GIVEN EXERCISE: Give only the number of lines that contain the word "Standard".

INPUT DATA:
* START *

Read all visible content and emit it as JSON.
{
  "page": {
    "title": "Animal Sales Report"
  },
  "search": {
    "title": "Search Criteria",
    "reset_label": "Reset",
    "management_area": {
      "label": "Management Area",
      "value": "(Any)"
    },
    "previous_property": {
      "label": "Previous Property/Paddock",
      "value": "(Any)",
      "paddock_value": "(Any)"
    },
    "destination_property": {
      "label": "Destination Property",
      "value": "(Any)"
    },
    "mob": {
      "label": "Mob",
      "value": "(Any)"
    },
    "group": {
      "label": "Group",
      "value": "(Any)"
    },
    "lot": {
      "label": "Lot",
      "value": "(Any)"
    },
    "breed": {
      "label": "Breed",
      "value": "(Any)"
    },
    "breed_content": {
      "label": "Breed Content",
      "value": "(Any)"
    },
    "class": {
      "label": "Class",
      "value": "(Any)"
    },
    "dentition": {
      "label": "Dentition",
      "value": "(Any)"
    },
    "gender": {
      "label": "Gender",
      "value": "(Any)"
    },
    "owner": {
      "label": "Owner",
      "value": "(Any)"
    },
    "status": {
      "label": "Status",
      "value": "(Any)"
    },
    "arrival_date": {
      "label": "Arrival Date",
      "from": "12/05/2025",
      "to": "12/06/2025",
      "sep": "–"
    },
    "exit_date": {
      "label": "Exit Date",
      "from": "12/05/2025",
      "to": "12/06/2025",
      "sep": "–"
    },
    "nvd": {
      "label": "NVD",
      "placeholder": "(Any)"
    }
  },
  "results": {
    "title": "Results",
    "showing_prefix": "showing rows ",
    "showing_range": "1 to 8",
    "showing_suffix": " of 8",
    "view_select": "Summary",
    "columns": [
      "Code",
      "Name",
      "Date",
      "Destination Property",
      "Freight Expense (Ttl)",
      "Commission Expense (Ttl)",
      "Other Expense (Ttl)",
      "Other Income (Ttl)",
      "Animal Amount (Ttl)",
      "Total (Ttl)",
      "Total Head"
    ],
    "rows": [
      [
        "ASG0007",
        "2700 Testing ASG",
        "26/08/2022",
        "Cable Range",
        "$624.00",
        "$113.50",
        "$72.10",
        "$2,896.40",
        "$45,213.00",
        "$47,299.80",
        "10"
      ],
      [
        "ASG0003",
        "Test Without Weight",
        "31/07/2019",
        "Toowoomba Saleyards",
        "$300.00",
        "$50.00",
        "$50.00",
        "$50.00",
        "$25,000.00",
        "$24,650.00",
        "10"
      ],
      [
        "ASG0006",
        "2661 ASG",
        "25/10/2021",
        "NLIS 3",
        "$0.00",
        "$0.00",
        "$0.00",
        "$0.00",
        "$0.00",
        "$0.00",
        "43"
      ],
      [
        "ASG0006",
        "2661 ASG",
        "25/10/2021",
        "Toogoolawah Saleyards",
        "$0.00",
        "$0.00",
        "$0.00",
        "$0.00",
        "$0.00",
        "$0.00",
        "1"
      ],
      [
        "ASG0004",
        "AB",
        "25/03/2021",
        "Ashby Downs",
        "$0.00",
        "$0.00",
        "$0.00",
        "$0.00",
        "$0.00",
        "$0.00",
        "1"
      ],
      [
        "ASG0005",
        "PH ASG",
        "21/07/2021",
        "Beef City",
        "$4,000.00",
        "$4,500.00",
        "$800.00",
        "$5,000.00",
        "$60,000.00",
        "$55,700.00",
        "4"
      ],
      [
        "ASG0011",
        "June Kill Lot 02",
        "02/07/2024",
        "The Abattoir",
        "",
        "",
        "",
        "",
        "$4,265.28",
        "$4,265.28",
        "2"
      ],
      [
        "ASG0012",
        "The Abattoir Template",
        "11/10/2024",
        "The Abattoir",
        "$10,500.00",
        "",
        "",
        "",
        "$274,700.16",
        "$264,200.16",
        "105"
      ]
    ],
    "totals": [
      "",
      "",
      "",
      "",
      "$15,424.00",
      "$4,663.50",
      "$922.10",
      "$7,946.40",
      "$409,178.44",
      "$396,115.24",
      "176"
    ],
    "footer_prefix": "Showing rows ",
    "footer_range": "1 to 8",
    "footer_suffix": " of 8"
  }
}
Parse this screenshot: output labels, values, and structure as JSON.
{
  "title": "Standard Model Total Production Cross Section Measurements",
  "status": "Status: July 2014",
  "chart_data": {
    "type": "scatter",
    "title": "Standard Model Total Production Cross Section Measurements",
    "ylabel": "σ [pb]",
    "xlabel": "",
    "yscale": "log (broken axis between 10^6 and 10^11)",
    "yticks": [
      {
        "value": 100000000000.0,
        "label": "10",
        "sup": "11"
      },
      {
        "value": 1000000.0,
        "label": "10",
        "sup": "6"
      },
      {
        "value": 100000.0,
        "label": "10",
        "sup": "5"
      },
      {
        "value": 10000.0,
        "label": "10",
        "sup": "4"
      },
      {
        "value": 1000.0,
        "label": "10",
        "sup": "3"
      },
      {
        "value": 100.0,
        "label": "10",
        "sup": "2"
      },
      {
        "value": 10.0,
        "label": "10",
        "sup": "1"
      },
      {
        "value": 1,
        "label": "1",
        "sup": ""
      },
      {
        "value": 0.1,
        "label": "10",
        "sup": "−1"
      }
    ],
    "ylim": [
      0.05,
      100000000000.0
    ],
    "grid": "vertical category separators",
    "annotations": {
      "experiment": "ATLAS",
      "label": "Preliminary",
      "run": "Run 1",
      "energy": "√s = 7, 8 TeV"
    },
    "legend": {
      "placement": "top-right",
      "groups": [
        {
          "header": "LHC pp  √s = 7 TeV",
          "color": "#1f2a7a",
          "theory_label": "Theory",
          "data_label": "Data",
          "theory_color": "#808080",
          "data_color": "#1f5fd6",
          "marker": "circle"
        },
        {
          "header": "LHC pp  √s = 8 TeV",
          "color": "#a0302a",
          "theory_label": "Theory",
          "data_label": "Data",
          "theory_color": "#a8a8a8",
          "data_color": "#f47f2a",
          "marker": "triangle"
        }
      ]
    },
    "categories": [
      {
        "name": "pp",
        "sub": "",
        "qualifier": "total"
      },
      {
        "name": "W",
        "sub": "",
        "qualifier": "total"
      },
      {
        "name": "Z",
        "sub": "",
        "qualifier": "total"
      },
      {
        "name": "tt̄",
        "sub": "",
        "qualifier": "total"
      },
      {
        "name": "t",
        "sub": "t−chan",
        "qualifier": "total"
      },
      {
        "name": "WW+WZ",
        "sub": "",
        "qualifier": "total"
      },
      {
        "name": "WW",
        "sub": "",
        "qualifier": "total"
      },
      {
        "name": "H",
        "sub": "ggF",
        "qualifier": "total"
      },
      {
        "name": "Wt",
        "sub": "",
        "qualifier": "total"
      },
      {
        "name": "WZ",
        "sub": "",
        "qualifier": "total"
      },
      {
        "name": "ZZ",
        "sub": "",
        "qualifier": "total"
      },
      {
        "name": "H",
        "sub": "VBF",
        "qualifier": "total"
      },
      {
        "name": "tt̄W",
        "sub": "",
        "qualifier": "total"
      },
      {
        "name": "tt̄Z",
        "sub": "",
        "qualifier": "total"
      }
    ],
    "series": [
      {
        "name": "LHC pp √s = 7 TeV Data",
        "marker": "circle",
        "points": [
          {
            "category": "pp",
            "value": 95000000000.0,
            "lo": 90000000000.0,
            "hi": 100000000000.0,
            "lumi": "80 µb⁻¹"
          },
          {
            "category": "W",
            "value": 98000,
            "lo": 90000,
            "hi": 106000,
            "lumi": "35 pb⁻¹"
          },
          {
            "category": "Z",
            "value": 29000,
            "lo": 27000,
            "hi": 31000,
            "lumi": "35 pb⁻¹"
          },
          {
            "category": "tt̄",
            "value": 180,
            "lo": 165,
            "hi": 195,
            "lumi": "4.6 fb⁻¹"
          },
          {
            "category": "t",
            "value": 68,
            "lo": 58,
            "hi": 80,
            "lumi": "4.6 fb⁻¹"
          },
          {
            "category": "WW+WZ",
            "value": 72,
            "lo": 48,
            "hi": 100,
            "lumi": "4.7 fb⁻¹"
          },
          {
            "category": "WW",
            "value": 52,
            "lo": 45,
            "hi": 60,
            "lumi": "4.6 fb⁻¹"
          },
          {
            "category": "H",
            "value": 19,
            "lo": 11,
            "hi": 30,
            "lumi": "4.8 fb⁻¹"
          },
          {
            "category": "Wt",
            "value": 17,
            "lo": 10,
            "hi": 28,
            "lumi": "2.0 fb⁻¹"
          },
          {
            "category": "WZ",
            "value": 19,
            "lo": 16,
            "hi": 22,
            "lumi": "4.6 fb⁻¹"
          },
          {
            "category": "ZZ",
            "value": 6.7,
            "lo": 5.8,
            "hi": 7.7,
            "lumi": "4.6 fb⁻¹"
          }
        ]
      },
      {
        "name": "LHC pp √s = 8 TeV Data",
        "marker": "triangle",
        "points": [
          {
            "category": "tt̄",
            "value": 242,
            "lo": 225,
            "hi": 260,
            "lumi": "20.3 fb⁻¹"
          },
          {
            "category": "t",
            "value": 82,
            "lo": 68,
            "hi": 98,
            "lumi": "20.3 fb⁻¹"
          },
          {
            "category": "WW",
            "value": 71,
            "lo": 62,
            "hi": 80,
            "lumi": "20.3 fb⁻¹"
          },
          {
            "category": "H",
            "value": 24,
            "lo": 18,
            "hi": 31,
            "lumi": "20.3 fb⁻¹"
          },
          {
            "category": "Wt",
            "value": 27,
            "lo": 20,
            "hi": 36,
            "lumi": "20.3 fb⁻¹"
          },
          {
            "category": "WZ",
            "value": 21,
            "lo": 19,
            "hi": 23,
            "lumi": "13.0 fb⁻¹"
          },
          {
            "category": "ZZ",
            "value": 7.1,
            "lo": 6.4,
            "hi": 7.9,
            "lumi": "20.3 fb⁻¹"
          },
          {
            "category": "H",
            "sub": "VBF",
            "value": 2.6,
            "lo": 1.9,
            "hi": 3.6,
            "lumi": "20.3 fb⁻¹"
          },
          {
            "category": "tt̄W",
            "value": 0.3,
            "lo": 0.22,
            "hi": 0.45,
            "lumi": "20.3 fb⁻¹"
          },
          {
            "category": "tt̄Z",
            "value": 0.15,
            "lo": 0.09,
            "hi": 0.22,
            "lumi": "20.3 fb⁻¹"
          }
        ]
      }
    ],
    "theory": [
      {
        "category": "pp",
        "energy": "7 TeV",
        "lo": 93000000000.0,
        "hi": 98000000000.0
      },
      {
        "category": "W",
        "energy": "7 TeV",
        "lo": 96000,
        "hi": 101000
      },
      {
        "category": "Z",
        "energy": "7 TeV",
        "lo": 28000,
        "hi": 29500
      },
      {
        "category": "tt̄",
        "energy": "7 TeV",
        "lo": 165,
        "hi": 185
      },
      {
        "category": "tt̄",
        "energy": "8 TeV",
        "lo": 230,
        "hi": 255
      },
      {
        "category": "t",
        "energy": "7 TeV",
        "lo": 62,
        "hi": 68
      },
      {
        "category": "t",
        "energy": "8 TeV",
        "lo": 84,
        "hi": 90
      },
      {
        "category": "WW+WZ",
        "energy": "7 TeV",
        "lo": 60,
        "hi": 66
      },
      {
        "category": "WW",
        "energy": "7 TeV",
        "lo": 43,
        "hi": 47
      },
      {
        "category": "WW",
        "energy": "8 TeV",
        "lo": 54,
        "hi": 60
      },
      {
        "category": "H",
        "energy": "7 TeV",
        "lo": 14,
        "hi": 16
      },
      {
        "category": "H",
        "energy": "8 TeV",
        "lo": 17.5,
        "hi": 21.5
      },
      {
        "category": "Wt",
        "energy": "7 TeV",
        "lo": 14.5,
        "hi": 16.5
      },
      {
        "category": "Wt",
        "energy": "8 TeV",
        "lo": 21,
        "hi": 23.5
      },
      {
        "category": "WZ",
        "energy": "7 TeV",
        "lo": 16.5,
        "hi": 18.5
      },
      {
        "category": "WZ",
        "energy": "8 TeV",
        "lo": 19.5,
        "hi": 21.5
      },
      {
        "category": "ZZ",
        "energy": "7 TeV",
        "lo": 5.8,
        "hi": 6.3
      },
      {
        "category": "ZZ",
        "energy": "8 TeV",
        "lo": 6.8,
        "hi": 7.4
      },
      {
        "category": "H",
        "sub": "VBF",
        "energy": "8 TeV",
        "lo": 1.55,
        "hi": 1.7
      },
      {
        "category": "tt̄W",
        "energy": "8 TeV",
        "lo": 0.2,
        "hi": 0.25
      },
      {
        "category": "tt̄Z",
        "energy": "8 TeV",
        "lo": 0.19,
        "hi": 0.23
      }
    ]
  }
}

* END *

EXERCISE ANSWER: 2